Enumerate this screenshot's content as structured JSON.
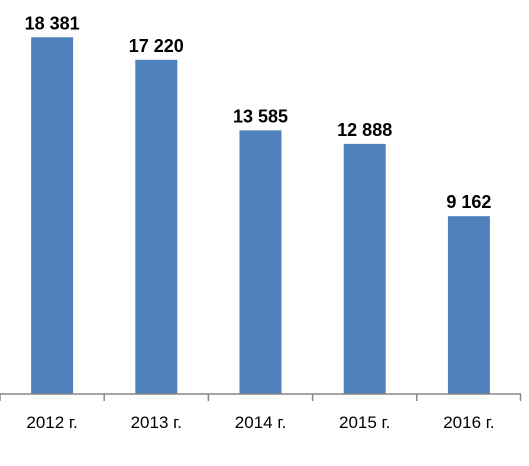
{
  "chart_data": {
    "type": "bar",
    "categories": [
      "2012 г.",
      "2013 г.",
      "2014 г.",
      "2015 г.",
      "2016 г."
    ],
    "values": [
      18381,
      17220,
      13585,
      12888,
      9162
    ],
    "value_labels": [
      "18 381",
      "17 220",
      "13 585",
      "12 888",
      "9 162"
    ],
    "title": "",
    "xlabel": "",
    "ylabel": "",
    "ylim": [
      0,
      20300
    ],
    "grid": false,
    "legend": "none",
    "bar_color": "#4F81BD",
    "axis_color": "#868686"
  }
}
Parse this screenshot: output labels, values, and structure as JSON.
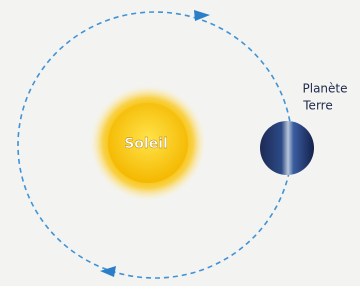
{
  "sun": {
    "label": "Soleil"
  },
  "earth": {
    "label": [
      "Planète",
      "Terre"
    ]
  }
}
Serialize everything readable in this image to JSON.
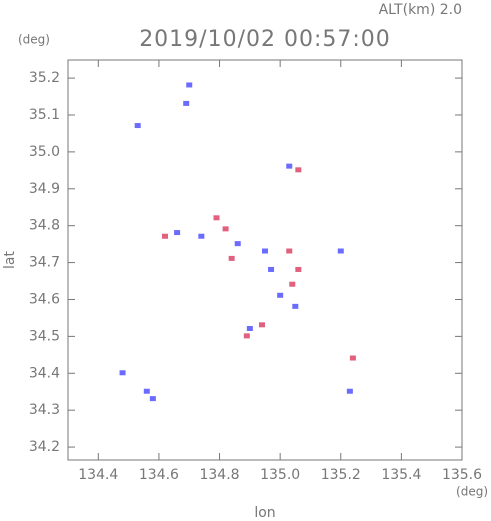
{
  "chart_data": {
    "type": "scatter",
    "title": "2019/10/02 00:57:00",
    "subtitle": "ALT(km) 2.0",
    "y_unit": "(deg)",
    "x_unit": "(deg)",
    "xlabel": "lon",
    "ylabel": "lat",
    "xlim": [
      134.3,
      135.6
    ],
    "ylim": [
      34.165,
      35.249
    ],
    "xticks": [
      134.4,
      134.6,
      134.8,
      {
        "value": 135.0,
        "label": "135.0"
      },
      135.2,
      135.4,
      135.6
    ],
    "yticks": [
      34.2,
      34.3,
      34.4,
      34.5,
      34.6,
      34.7,
      34.8,
      34.9,
      {
        "value": 35.0,
        "label": "35.0"
      },
      35.1,
      35.2
    ],
    "series": [
      {
        "color": "#6b6bff",
        "x": [
          134.53,
          134.7,
          134.69,
          135.03,
          134.66,
          134.74,
          134.86,
          134.95,
          134.97,
          135.0,
          134.9,
          135.2,
          135.23,
          134.48,
          134.56,
          134.58,
          135.05
        ],
        "y": [
          35.07,
          35.18,
          35.13,
          34.96,
          34.78,
          34.77,
          34.75,
          34.73,
          34.68,
          34.61,
          34.52,
          34.73,
          34.35,
          34.4,
          34.35,
          34.33,
          34.58
        ]
      },
      {
        "color": "#e0607e",
        "x": [
          135.06,
          134.62,
          134.79,
          134.82,
          134.84,
          135.03,
          135.06,
          135.04,
          134.94,
          134.89,
          135.24
        ],
        "y": [
          34.95,
          34.77,
          34.82,
          34.79,
          34.71,
          34.73,
          34.68,
          34.64,
          34.53,
          34.5,
          34.44
        ]
      }
    ]
  }
}
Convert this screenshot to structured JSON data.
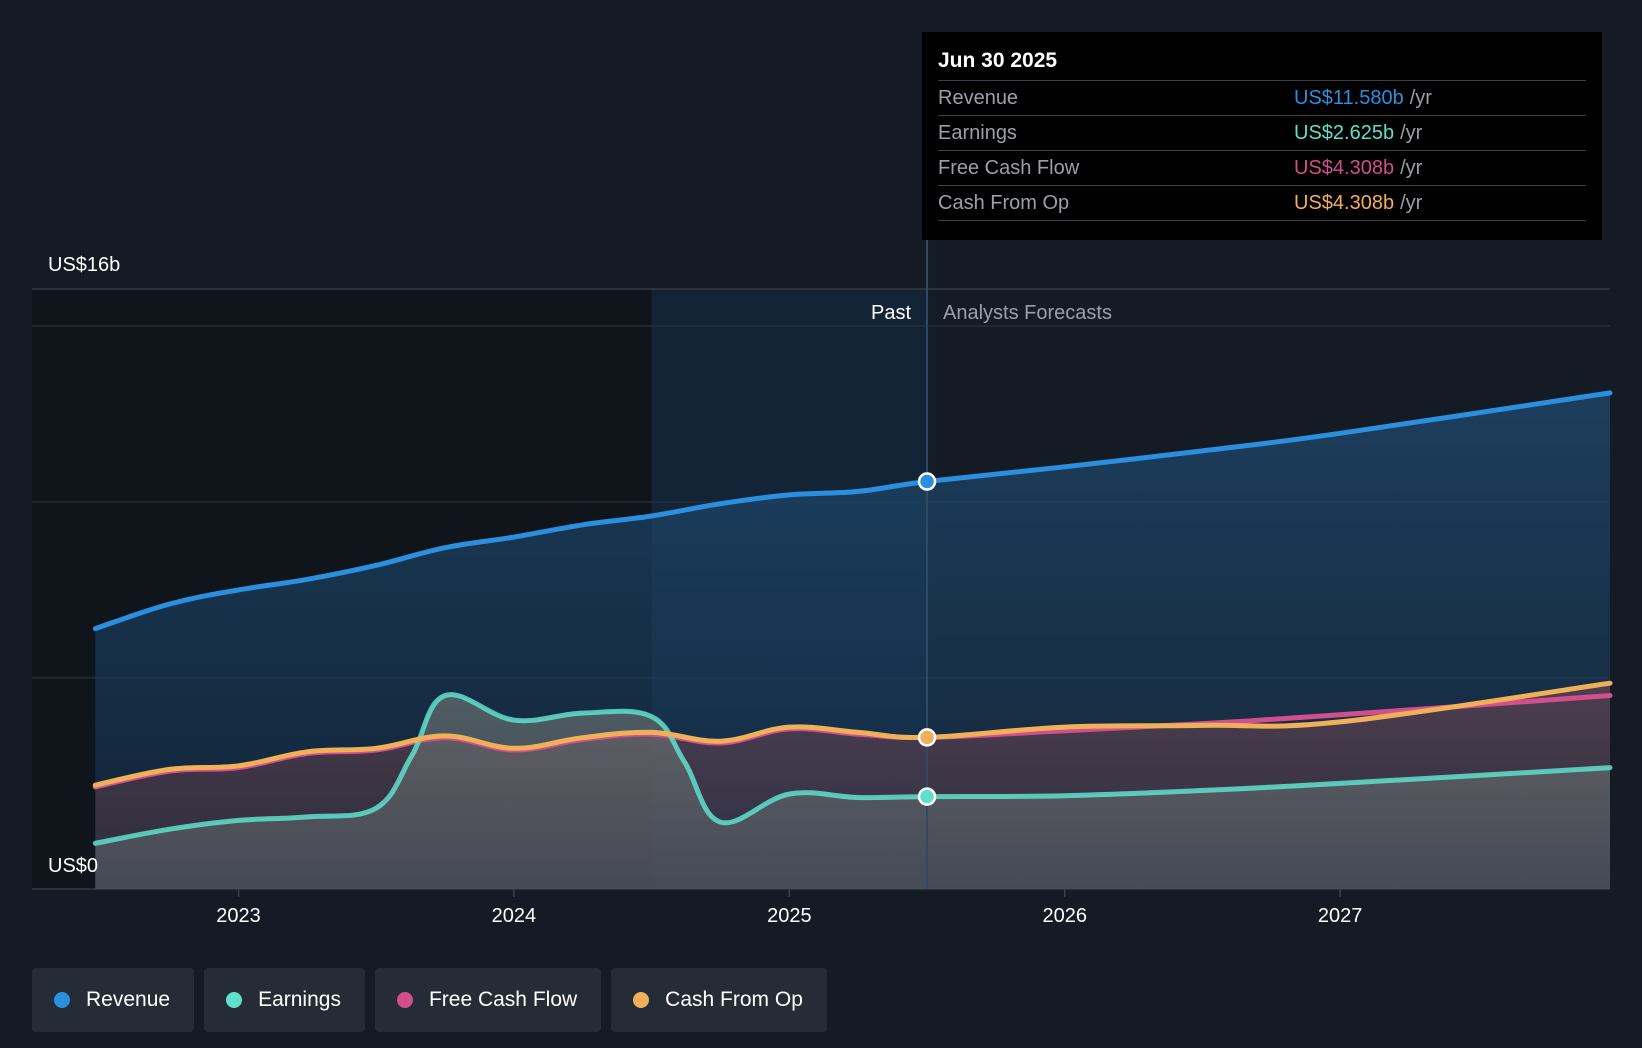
{
  "colors": {
    "revenue": "#2a8fde",
    "earnings": "#5fe0cc",
    "fcf": "#d14f8c",
    "cfo": "#f0b05a"
  },
  "tooltip": {
    "date": "Jun 30 2025",
    "rows": [
      {
        "label": "Revenue",
        "value": "US$11.580b",
        "unit": "/yr",
        "color": "#2a8fde"
      },
      {
        "label": "Earnings",
        "value": "US$2.625b",
        "unit": "/yr",
        "color": "#5fe0cc"
      },
      {
        "label": "Free Cash Flow",
        "value": "US$4.308b",
        "unit": "/yr",
        "color": "#d14f8c"
      },
      {
        "label": "Cash From Op",
        "value": "US$4.308b",
        "unit": "/yr",
        "color": "#f0b05a"
      }
    ]
  },
  "legend": [
    {
      "label": "Revenue",
      "color": "#2a8fde"
    },
    {
      "label": "Earnings",
      "color": "#5fe0cc"
    },
    {
      "label": "Free Cash Flow",
      "color": "#d14f8c"
    },
    {
      "label": "Cash From Op",
      "color": "#f0b05a"
    }
  ],
  "chart_data": {
    "type": "area",
    "y_unit_labels": {
      "top": "US$16b",
      "bottom": "US$0"
    },
    "ylim": [
      0,
      16
    ],
    "xlim": [
      2022.25,
      2027.98
    ],
    "x_ticks": [
      2023,
      2024,
      2025,
      2026,
      2027
    ],
    "x_tick_labels": [
      "2023",
      "2024",
      "2025",
      "2026",
      "2027"
    ],
    "past_label": "Past",
    "forecast_label": "Analysts Forecasts",
    "divider_x": 2025.5,
    "highlight_start_x": 2024.5,
    "series": [
      {
        "name": "Revenue",
        "points": [
          [
            2022.48,
            7.4
          ],
          [
            2022.75,
            8.1
          ],
          [
            2023.0,
            8.5
          ],
          [
            2023.25,
            8.8
          ],
          [
            2023.5,
            9.2
          ],
          [
            2023.75,
            9.7
          ],
          [
            2024.0,
            10.0
          ],
          [
            2024.25,
            10.35
          ],
          [
            2024.5,
            10.6
          ],
          [
            2024.75,
            10.95
          ],
          [
            2025.0,
            11.2
          ],
          [
            2025.25,
            11.3
          ],
          [
            2025.5,
            11.58
          ],
          [
            2026.0,
            12.0
          ],
          [
            2026.5,
            12.45
          ],
          [
            2027.0,
            12.95
          ],
          [
            2027.98,
            14.1
          ]
        ]
      },
      {
        "name": "Earnings",
        "points": [
          [
            2022.48,
            1.3
          ],
          [
            2022.75,
            1.7
          ],
          [
            2023.0,
            1.95
          ],
          [
            2023.25,
            2.05
          ],
          [
            2023.5,
            2.3
          ],
          [
            2023.63,
            3.8
          ],
          [
            2023.75,
            5.5
          ],
          [
            2024.0,
            4.8
          ],
          [
            2024.25,
            5.0
          ],
          [
            2024.5,
            4.9
          ],
          [
            2024.62,
            3.6
          ],
          [
            2024.75,
            1.9
          ],
          [
            2025.0,
            2.7
          ],
          [
            2025.25,
            2.6
          ],
          [
            2025.5,
            2.625
          ],
          [
            2026.0,
            2.65
          ],
          [
            2026.5,
            2.8
          ],
          [
            2027.0,
            3.0
          ],
          [
            2027.98,
            3.45
          ]
        ]
      },
      {
        "name": "Free Cash Flow",
        "points": [
          [
            2022.48,
            2.9
          ],
          [
            2022.75,
            3.35
          ],
          [
            2023.0,
            3.45
          ],
          [
            2023.25,
            3.85
          ],
          [
            2023.5,
            3.95
          ],
          [
            2023.75,
            4.3
          ],
          [
            2024.0,
            3.95
          ],
          [
            2024.25,
            4.25
          ],
          [
            2024.5,
            4.4
          ],
          [
            2024.75,
            4.15
          ],
          [
            2025.0,
            4.55
          ],
          [
            2025.25,
            4.4
          ],
          [
            2025.5,
            4.308
          ],
          [
            2026.0,
            4.5
          ],
          [
            2026.5,
            4.7
          ],
          [
            2027.0,
            4.95
          ],
          [
            2027.98,
            5.5
          ]
        ]
      },
      {
        "name": "Cash From Op",
        "points": [
          [
            2022.48,
            2.95
          ],
          [
            2022.75,
            3.4
          ],
          [
            2023.0,
            3.5
          ],
          [
            2023.25,
            3.9
          ],
          [
            2023.5,
            4.0
          ],
          [
            2023.75,
            4.35
          ],
          [
            2024.0,
            4.0
          ],
          [
            2024.25,
            4.3
          ],
          [
            2024.5,
            4.45
          ],
          [
            2024.75,
            4.2
          ],
          [
            2025.0,
            4.6
          ],
          [
            2025.25,
            4.45
          ],
          [
            2025.5,
            4.308
          ],
          [
            2026.0,
            4.6
          ],
          [
            2026.5,
            4.65
          ],
          [
            2027.0,
            4.75
          ],
          [
            2027.98,
            5.85
          ]
        ]
      }
    ]
  }
}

#### What this task involves
Leave out the pictures and print each record exactly as it stands.

#### Task output
Enumerate this screenshot's content as structured JSON.
{
  "chart_data": {
    "type": "bar",
    "categories": [
      "2012 г.",
      "2013 г.",
      "2014 г.",
      "2015 г.",
      "2016 г."
    ],
    "values": [
      18381,
      17220,
      13585,
      12888,
      9162
    ],
    "value_labels": [
      "18 381",
      "17 220",
      "13 585",
      "12 888",
      "9 162"
    ],
    "title": "",
    "xlabel": "",
    "ylabel": "",
    "ylim": [
      0,
      20300
    ],
    "grid": false,
    "legend": "none",
    "bar_color": "#4F81BD",
    "axis_color": "#868686"
  }
}
Parse this screenshot: output labels, values, and structure as JSON.
{
  "sun": {
    "label": "Soleil"
  },
  "earth": {
    "label": [
      "Planète",
      "Terre"
    ]
  }
}
Serialize everything readable in this image to JSON.
{
  "chart_data": {
    "type": "scatter",
    "title": "2019/10/02 00:57:00",
    "subtitle": "ALT(km) 2.0",
    "y_unit": "(deg)",
    "x_unit": "(deg)",
    "xlabel": "lon",
    "ylabel": "lat",
    "xlim": [
      134.3,
      135.6
    ],
    "ylim": [
      34.165,
      35.249
    ],
    "xticks": [
      134.4,
      134.6,
      134.8,
      {
        "value": 135.0,
        "label": "135.0"
      },
      135.2,
      135.4,
      135.6
    ],
    "yticks": [
      34.2,
      34.3,
      34.4,
      34.5,
      34.6,
      34.7,
      34.8,
      34.9,
      {
        "value": 35.0,
        "label": "35.0"
      },
      35.1,
      35.2
    ],
    "series": [
      {
        "color": "#6b6bff",
        "x": [
          134.53,
          134.7,
          134.69,
          135.03,
          134.66,
          134.74,
          134.86,
          134.95,
          134.97,
          135.0,
          134.9,
          135.2,
          135.23,
          134.48,
          134.56,
          134.58,
          135.05
        ],
        "y": [
          35.07,
          35.18,
          35.13,
          34.96,
          34.78,
          34.77,
          34.75,
          34.73,
          34.68,
          34.61,
          34.52,
          34.73,
          34.35,
          34.4,
          34.35,
          34.33,
          34.58
        ]
      },
      {
        "color": "#e0607e",
        "x": [
          135.06,
          134.62,
          134.79,
          134.82,
          134.84,
          135.03,
          135.06,
          135.04,
          134.94,
          134.89,
          135.24
        ],
        "y": [
          34.95,
          34.77,
          34.82,
          34.79,
          34.71,
          34.73,
          34.68,
          34.64,
          34.53,
          34.5,
          34.44
        ]
      }
    ]
  }
}
Convert this screenshot to structured JSON data.
{
  "colors": {
    "revenue": "#2a8fde",
    "earnings": "#5fe0cc",
    "fcf": "#d14f8c",
    "cfo": "#f0b05a"
  },
  "tooltip": {
    "date": "Jun 30 2025",
    "rows": [
      {
        "label": "Revenue",
        "value": "US$11.580b",
        "unit": "/yr",
        "color": "#2a8fde"
      },
      {
        "label": "Earnings",
        "value": "US$2.625b",
        "unit": "/yr",
        "color": "#5fe0cc"
      },
      {
        "label": "Free Cash Flow",
        "value": "US$4.308b",
        "unit": "/yr",
        "color": "#d14f8c"
      },
      {
        "label": "Cash From Op",
        "value": "US$4.308b",
        "unit": "/yr",
        "color": "#f0b05a"
      }
    ]
  },
  "legend": [
    {
      "label": "Revenue",
      "color": "#2a8fde"
    },
    {
      "label": "Earnings",
      "color": "#5fe0cc"
    },
    {
      "label": "Free Cash Flow",
      "color": "#d14f8c"
    },
    {
      "label": "Cash From Op",
      "color": "#f0b05a"
    }
  ],
  "chart_data": {
    "type": "area",
    "y_unit_labels": {
      "top": "US$16b",
      "bottom": "US$0"
    },
    "ylim": [
      0,
      16
    ],
    "xlim": [
      2022.25,
      2027.98
    ],
    "x_ticks": [
      2023,
      2024,
      2025,
      2026,
      2027
    ],
    "x_tick_labels": [
      "2023",
      "2024",
      "2025",
      "2026",
      "2027"
    ],
    "past_label": "Past",
    "forecast_label": "Analysts Forecasts",
    "divider_x": 2025.5,
    "highlight_start_x": 2024.5,
    "series": [
      {
        "name": "Revenue",
        "points": [
          [
            2022.48,
            7.4
          ],
          [
            2022.75,
            8.1
          ],
          [
            2023.0,
            8.5
          ],
          [
            2023.25,
            8.8
          ],
          [
            2023.5,
            9.2
          ],
          [
            2023.75,
            9.7
          ],
          [
            2024.0,
            10.0
          ],
          [
            2024.25,
            10.35
          ],
          [
            2024.5,
            10.6
          ],
          [
            2024.75,
            10.95
          ],
          [
            2025.0,
            11.2
          ],
          [
            2025.25,
            11.3
          ],
          [
            2025.5,
            11.58
          ],
          [
            2026.0,
            12.0
          ],
          [
            2026.5,
            12.45
          ],
          [
            2027.0,
            12.95
          ],
          [
            2027.98,
            14.1
          ]
        ]
      },
      {
        "name": "Earnings",
        "points": [
          [
            2022.48,
            1.3
          ],
          [
            2022.75,
            1.7
          ],
          [
            2023.0,
            1.95
          ],
          [
            2023.25,
            2.05
          ],
          [
            2023.5,
            2.3
          ],
          [
            2023.63,
            3.8
          ],
          [
            2023.75,
            5.5
          ],
          [
            2024.0,
            4.8
          ],
          [
            2024.25,
            5.0
          ],
          [
            2024.5,
            4.9
          ],
          [
            2024.62,
            3.6
          ],
          [
            2024.75,
            1.9
          ],
          [
            2025.0,
            2.7
          ],
          [
            2025.25,
            2.6
          ],
          [
            2025.5,
            2.625
          ],
          [
            2026.0,
            2.65
          ],
          [
            2026.5,
            2.8
          ],
          [
            2027.0,
            3.0
          ],
          [
            2027.98,
            3.45
          ]
        ]
      },
      {
        "name": "Free Cash Flow",
        "points": [
          [
            2022.48,
            2.9
          ],
          [
            2022.75,
            3.35
          ],
          [
            2023.0,
            3.45
          ],
          [
            2023.25,
            3.85
          ],
          [
            2023.5,
            3.95
          ],
          [
            2023.75,
            4.3
          ],
          [
            2024.0,
            3.95
          ],
          [
            2024.25,
            4.25
          ],
          [
            2024.5,
            4.4
          ],
          [
            2024.75,
            4.15
          ],
          [
            2025.0,
            4.55
          ],
          [
            2025.25,
            4.4
          ],
          [
            2025.5,
            4.308
          ],
          [
            2026.0,
            4.5
          ],
          [
            2026.5,
            4.7
          ],
          [
            2027.0,
            4.95
          ],
          [
            2027.98,
            5.5
          ]
        ]
      },
      {
        "name": "Cash From Op",
        "points": [
          [
            2022.48,
            2.95
          ],
          [
            2022.75,
            3.4
          ],
          [
            2023.0,
            3.5
          ],
          [
            2023.25,
            3.9
          ],
          [
            2023.5,
            4.0
          ],
          [
            2023.75,
            4.35
          ],
          [
            2024.0,
            4.0
          ],
          [
            2024.25,
            4.3
          ],
          [
            2024.5,
            4.45
          ],
          [
            2024.75,
            4.2
          ],
          [
            2025.0,
            4.6
          ],
          [
            2025.25,
            4.45
          ],
          [
            2025.5,
            4.308
          ],
          [
            2026.0,
            4.6
          ],
          [
            2026.5,
            4.65
          ],
          [
            2027.0,
            4.75
          ],
          [
            2027.98,
            5.85
          ]
        ]
      }
    ]
  }
}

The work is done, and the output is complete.